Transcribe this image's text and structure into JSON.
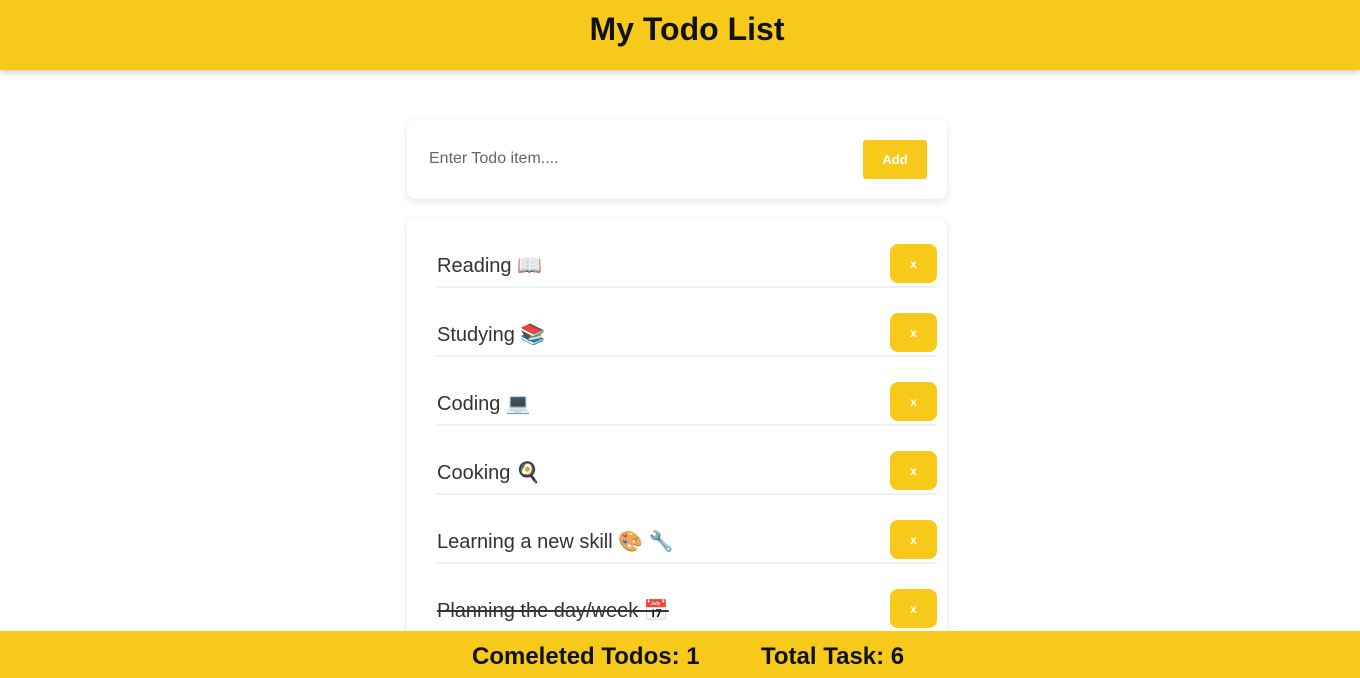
{
  "header": {
    "title": "My Todo List"
  },
  "input": {
    "placeholder": "Enter Todo item....",
    "value": "",
    "add_label": "Add"
  },
  "todos": [
    {
      "text": "Reading 📖",
      "delete_label": "x",
      "completed": false
    },
    {
      "text": "Studying 📚",
      "delete_label": "x",
      "completed": false
    },
    {
      "text": "Coding 💻",
      "delete_label": "x",
      "completed": false
    },
    {
      "text": "Cooking 🍳",
      "delete_label": "x",
      "completed": false
    },
    {
      "text": "Learning a new skill 🎨 🔧",
      "delete_label": "x",
      "completed": false
    },
    {
      "text": "Planning the day/week 📅",
      "delete_label": "x",
      "completed": true
    }
  ],
  "footer": {
    "completed_label": "Comeleted Todos: 1",
    "total_label": "Total Task: 6"
  },
  "colors": {
    "accent": "#f6c91a",
    "text": "#333333",
    "heading": "#111111"
  }
}
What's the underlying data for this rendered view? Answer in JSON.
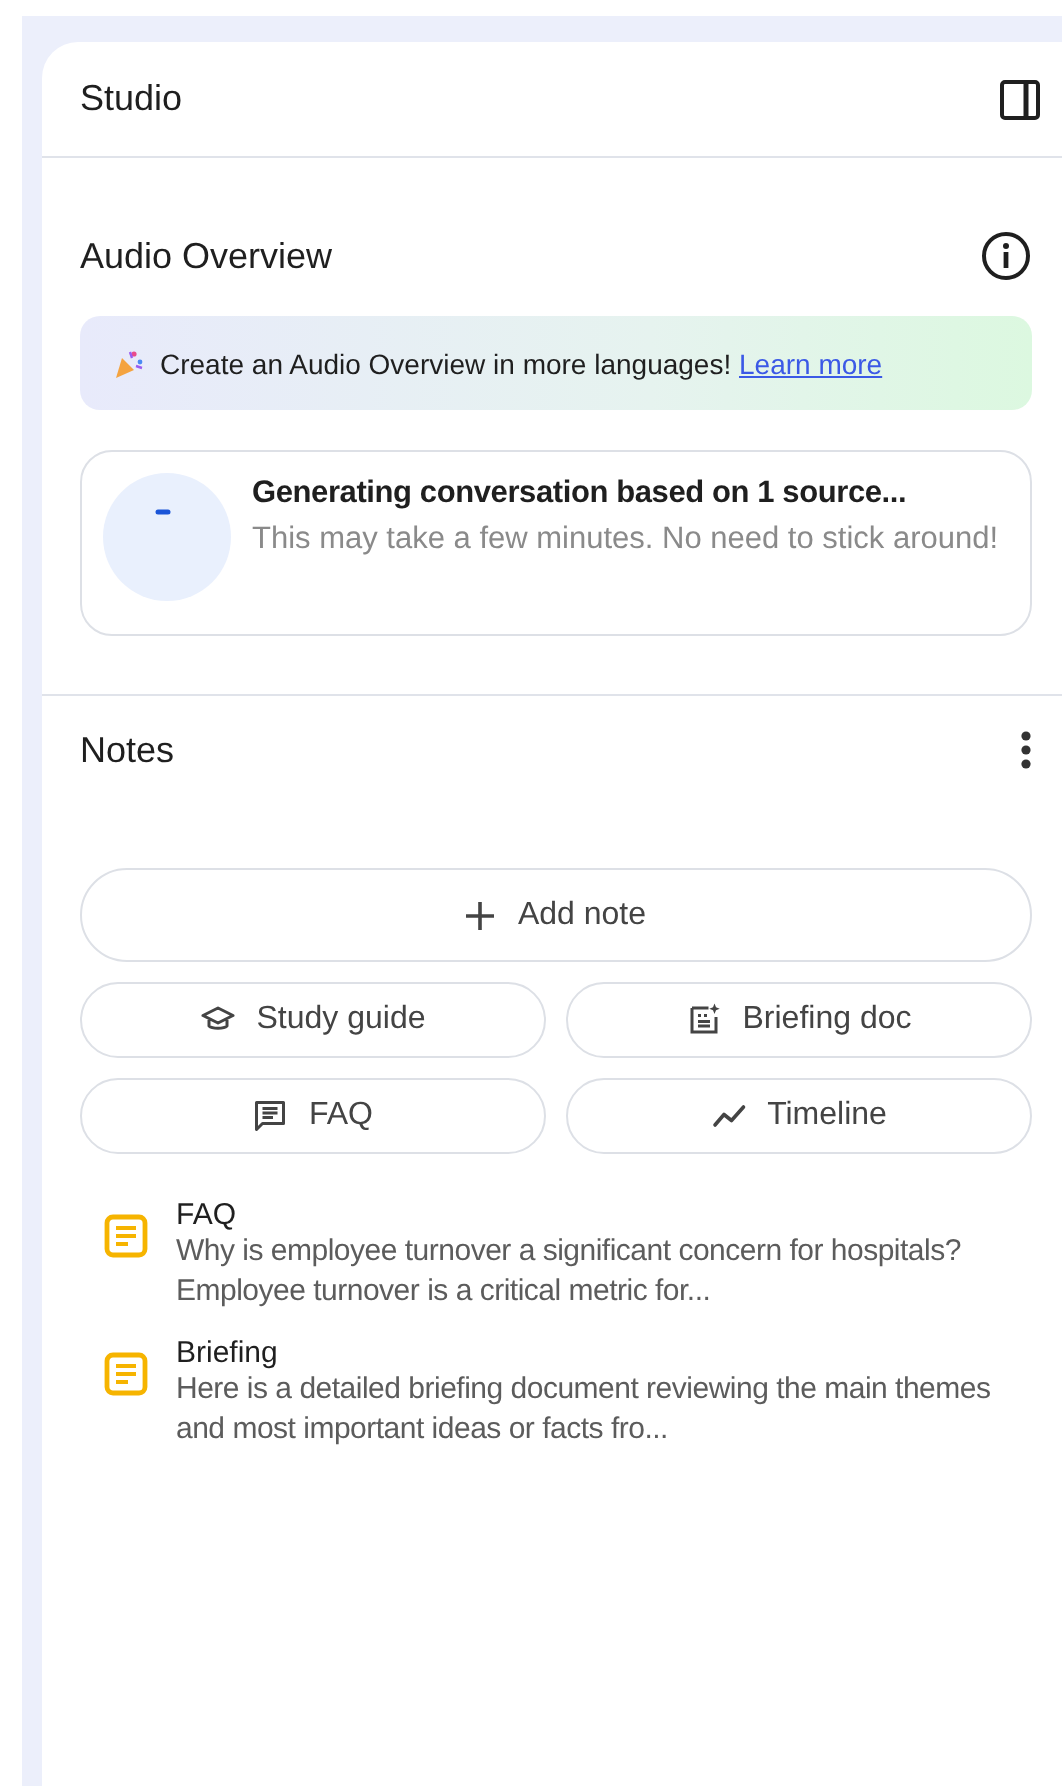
{
  "panel": {
    "title": "Studio"
  },
  "audio_overview": {
    "title": "Audio Overview",
    "banner": {
      "text": "Create an Audio Overview in more languages!",
      "link": "Learn more"
    },
    "status": {
      "title": "Generating conversation based on 1 source...",
      "subtitle": "This may take a few minutes. No need to stick around!"
    }
  },
  "notes": {
    "title": "Notes",
    "add_button": "Add note",
    "actions": [
      {
        "label": "Study guide",
        "kind": "study"
      },
      {
        "label": "Briefing doc",
        "kind": "briefing"
      },
      {
        "label": "FAQ",
        "kind": "faq"
      },
      {
        "label": "Timeline",
        "kind": "timeline"
      }
    ],
    "items": [
      {
        "title": "FAQ",
        "preview": "Why is employee turnover a significant concern for hospitals? Employee turnover is a critical metric for..."
      },
      {
        "title": "Briefing",
        "preview": "Here is a detailed briefing document reviewing the main themes and most important ideas or facts fro..."
      }
    ]
  }
}
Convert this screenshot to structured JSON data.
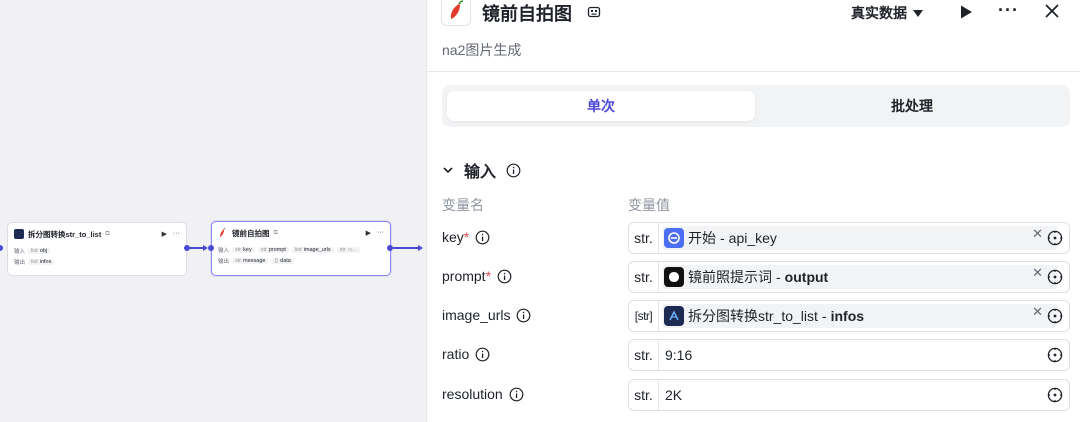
{
  "canvas": {
    "node1": {
      "title": "拆分图转换str_to_list",
      "input_label": "输入",
      "input_type": "list",
      "input_name": "obj",
      "output_label": "输出",
      "output_type": "list",
      "output_name": "infos"
    },
    "node2": {
      "title": "镜前自拍图",
      "input_label": "输入",
      "inputs": [
        {
          "type": "str",
          "name": "key"
        },
        {
          "type": "str",
          "name": "prompt"
        },
        {
          "type": "list",
          "name": "image_urls"
        },
        {
          "type": "str",
          "name": "ra..."
        }
      ],
      "output_label": "输出",
      "outputs": [
        {
          "type": "str",
          "name": "message"
        },
        {
          "type": "{}",
          "name": "data"
        }
      ]
    },
    "colors": {
      "edge": "#4c48d6",
      "node_border_selected": "#8c85f5"
    }
  },
  "panel": {
    "title": "镜前自拍图",
    "subtitle": "na2图片生成",
    "mode": "真实数据",
    "more": "···",
    "tabs": [
      {
        "label": "单次",
        "active": true
      },
      {
        "label": "批处理",
        "active": false
      }
    ],
    "section_title": "输入",
    "col_name": "变量名",
    "col_value": "变量值",
    "rows": [
      {
        "label": "key",
        "required": true,
        "type": "str.",
        "kind": "ref",
        "source": "开始",
        "var": "api_key",
        "icon": "start-icon"
      },
      {
        "label": "prompt",
        "required": true,
        "type": "str.",
        "kind": "ref",
        "source": "镜前照提示词",
        "var": "output",
        "icon": "llm-icon"
      },
      {
        "label": "image_urls",
        "required": false,
        "type": "[str]",
        "kind": "ref",
        "source": "拆分图转换str_to_list",
        "var": "infos",
        "icon": "code-icon"
      },
      {
        "label": "ratio",
        "required": false,
        "type": "str.",
        "kind": "value",
        "value": "9:16"
      },
      {
        "label": "resolution",
        "required": false,
        "type": "str.",
        "kind": "value",
        "value": "2K"
      }
    ],
    "colors": {
      "accent": "#4c48d6",
      "required": "#e5484d"
    }
  }
}
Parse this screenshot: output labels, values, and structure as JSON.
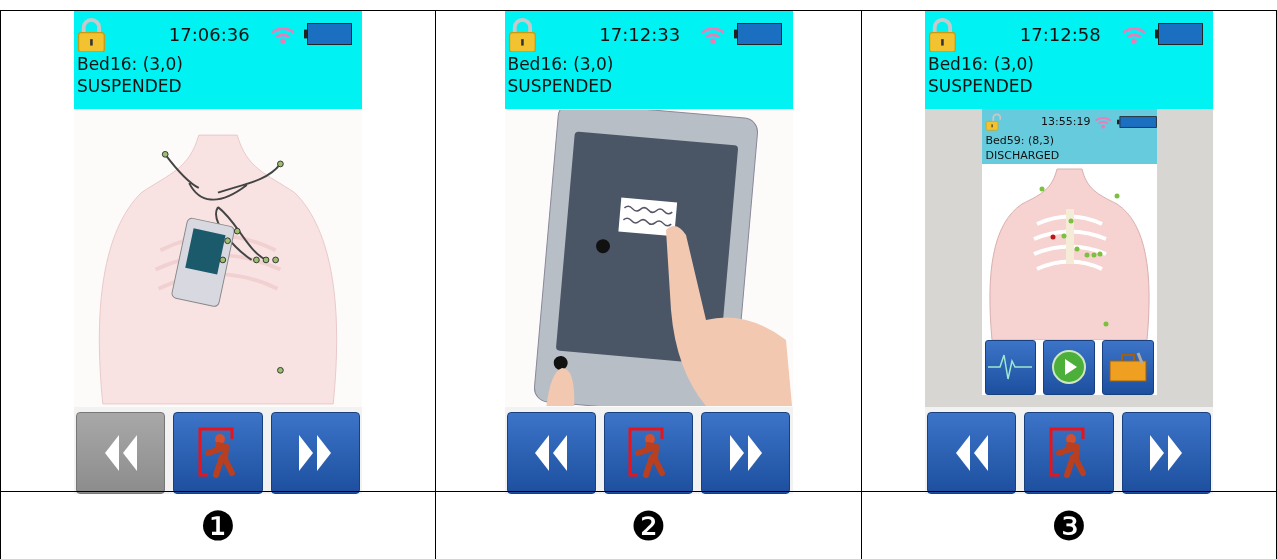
{
  "panels": [
    {
      "screen": {
        "locked": true,
        "time": "17:06:36",
        "bed": "Bed16: (3,0)",
        "status": "SUSPENDED",
        "illustration": {
          "kind": "chest"
        },
        "buttons": [
          {
            "kind": "back",
            "disabled": true
          },
          {
            "kind": "exit",
            "disabled": false
          },
          {
            "kind": "forward",
            "disabled": false
          }
        ]
      },
      "caption": "❶"
    },
    {
      "screen": {
        "locked": true,
        "time": "17:12:33",
        "bed": "Bed16: (3,0)",
        "status": "SUSPENDED",
        "illustration": {
          "kind": "device"
        },
        "buttons": [
          {
            "kind": "back",
            "disabled": false
          },
          {
            "kind": "exit",
            "disabled": false
          },
          {
            "kind": "forward",
            "disabled": false
          }
        ]
      },
      "caption": "❷"
    },
    {
      "screen": {
        "locked": true,
        "time": "17:12:58",
        "bed": "Bed16: (3,0)",
        "status": "SUSPENDED",
        "illustration": {
          "kind": "inner_screen",
          "screen": {
            "locked": false,
            "time": "13:55:19",
            "bed": "Bed59: (8,3)",
            "status": "DISCHARGED",
            "buttons": [
              {
                "kind": "ecg"
              },
              {
                "kind": "play"
              },
              {
                "kind": "toolbox"
              }
            ]
          }
        },
        "buttons": [
          {
            "kind": "back",
            "disabled": false
          },
          {
            "kind": "exit",
            "disabled": false
          },
          {
            "kind": "forward",
            "disabled": false
          }
        ]
      },
      "caption": "❸"
    }
  ]
}
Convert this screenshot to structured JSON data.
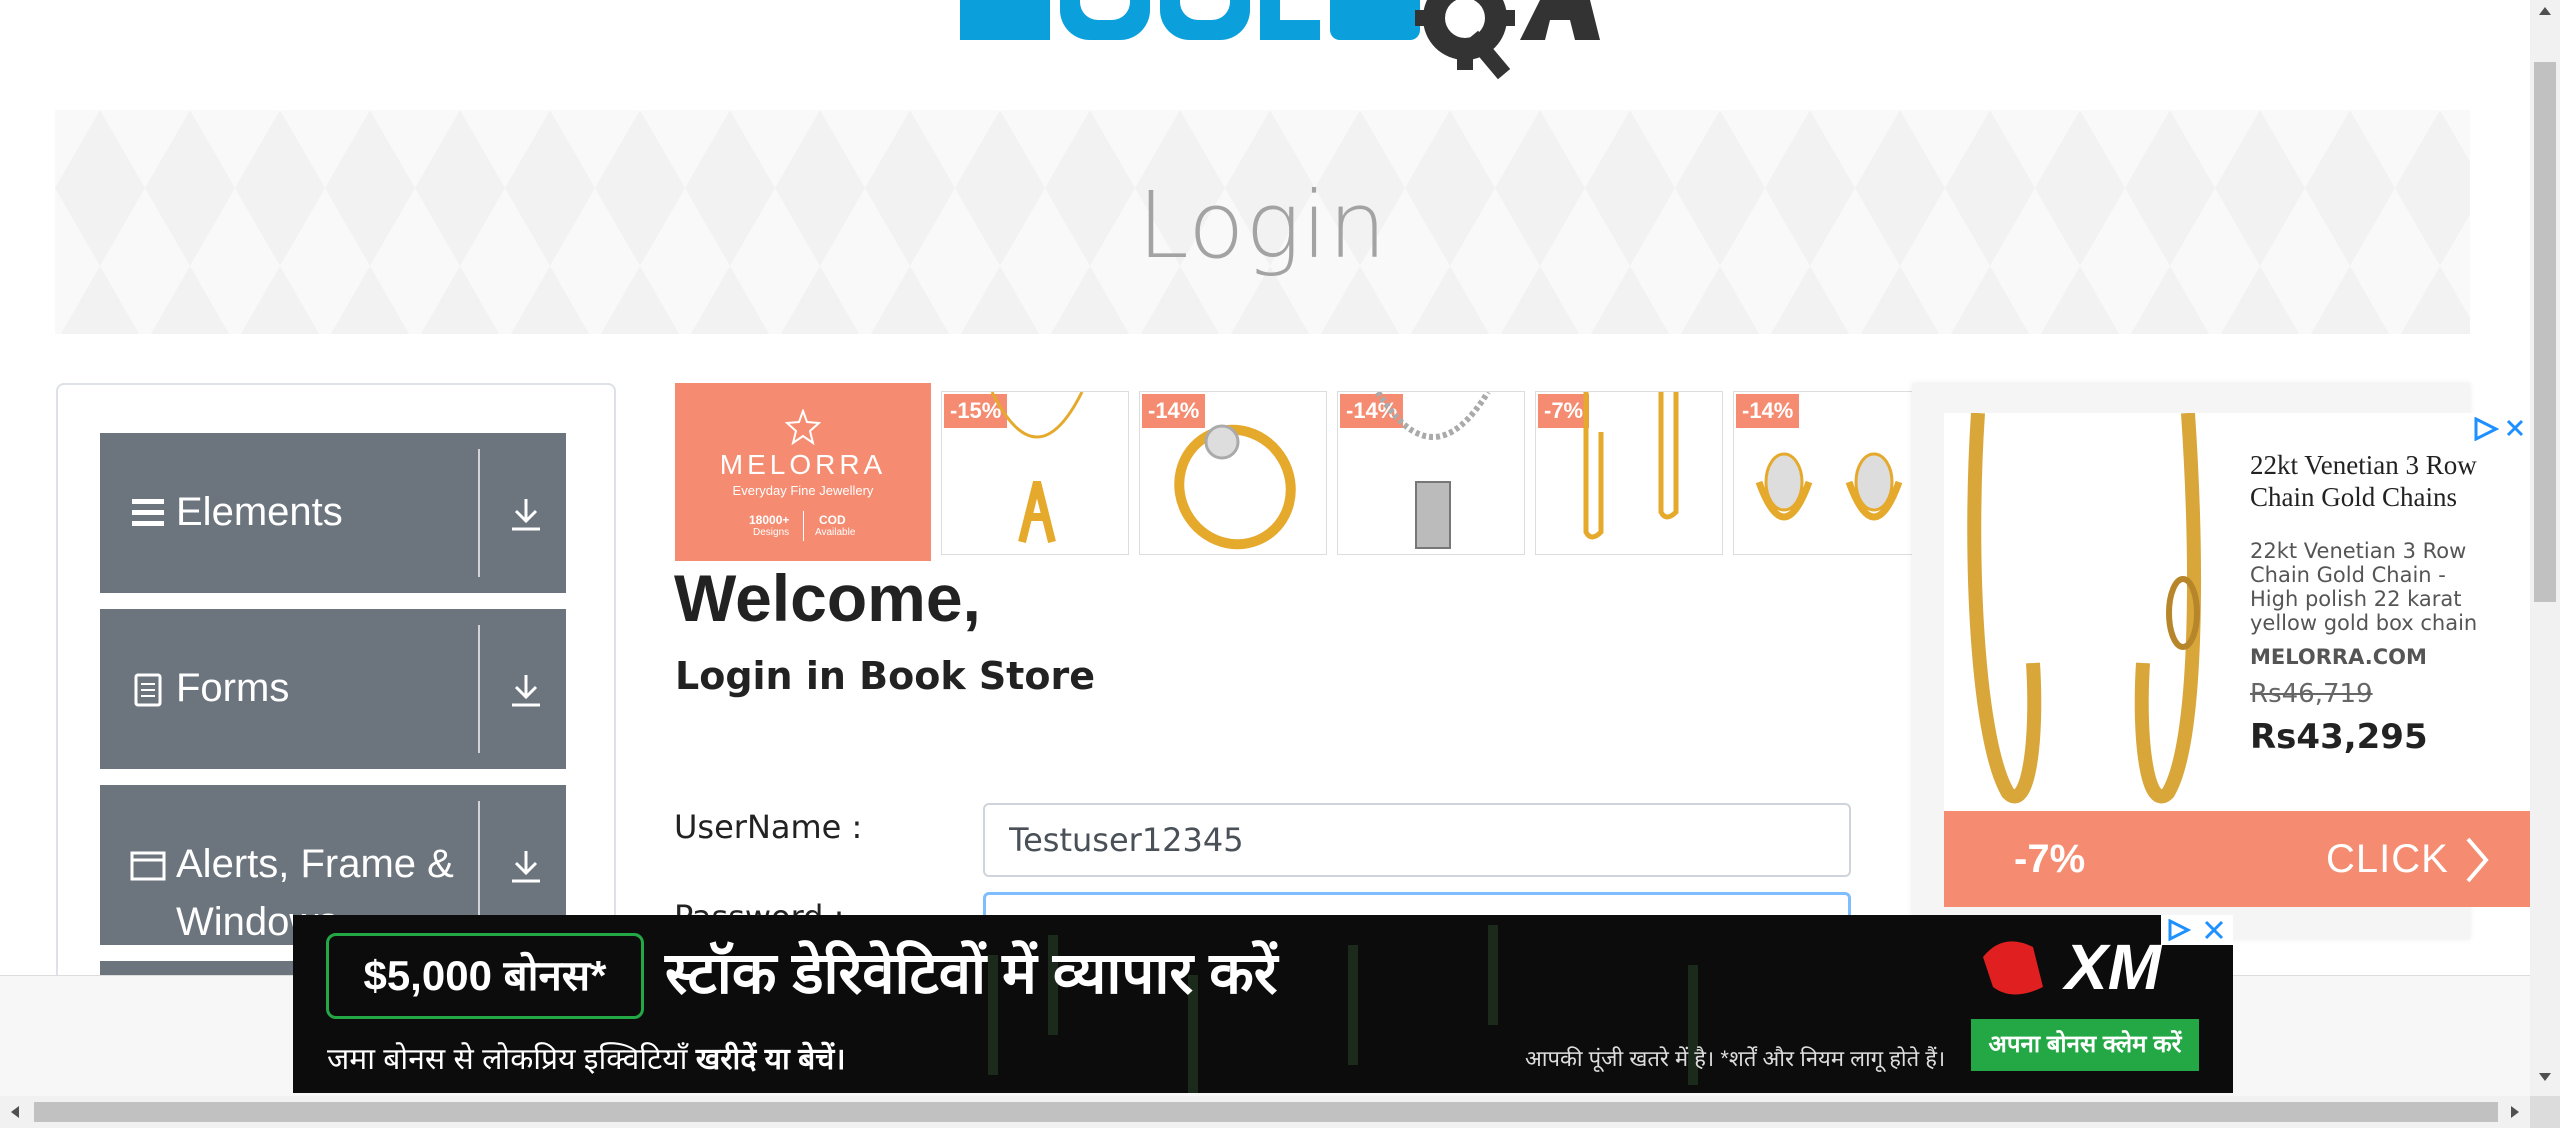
{
  "logo": {
    "alt": "ToolsQA logo"
  },
  "banner": {
    "title": "Login"
  },
  "sidebar": {
    "groups": [
      {
        "label": "Elements",
        "icon": "hamburger-icon"
      },
      {
        "label": "Forms",
        "icon": "document-icon"
      },
      {
        "label": "Alerts, Frame & Windows",
        "icon": "window-icon"
      }
    ]
  },
  "product_ad": {
    "brand": "MELORRA",
    "tagline": "Everyday Fine Jewellery",
    "stat1": "18000+",
    "stat1_sub": "Designs",
    "stat2": "COD",
    "stat2_sub": "Available",
    "discounts": [
      "-15%",
      "-14%",
      "-14%",
      "-7%",
      "-14%"
    ]
  },
  "main": {
    "welcome": "Welcome,",
    "subtitle": "Login in Book Store",
    "username_label": "UserName :",
    "username_value": "Testuser12345",
    "password_label": "Password :"
  },
  "right_ad": {
    "title": "22kt Venetian 3 Row Chain Gold Chains",
    "description": "22kt Venetian 3 Row Chain Gold Chain - High polish 22 karat yellow gold box chain that has...",
    "site": "MELORRA.COM",
    "old_price": "Rs46,719",
    "price": "Rs43,295",
    "discount": "-7%",
    "cta": "CLICK"
  },
  "bottom_ad": {
    "bonus": "$5,000 बोनस*",
    "headline": "स्टॉक डेरिवेटिवों में व्यापार करें",
    "sub_plain": "जमा बोनस से लोकप्रिय इक्विटियाँ ",
    "sub_bold": "खरीदें या बेचें।",
    "risk": "आपकी पूंजी खतरे में है। *शर्तें और नियम लागू होते हैं।",
    "cta": "अपना बोनस क्लेम करें",
    "brand": "XM"
  },
  "colors": {
    "sidebar_group": "#6c757d",
    "accent_salmon": "#f58b70",
    "xm_green": "#23a845",
    "logo_blue": "#0b9fdb"
  }
}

= = =

[Task instructions] Tally how many lines of the records hold the word "data". Answer with the number only.

[Expected output] 4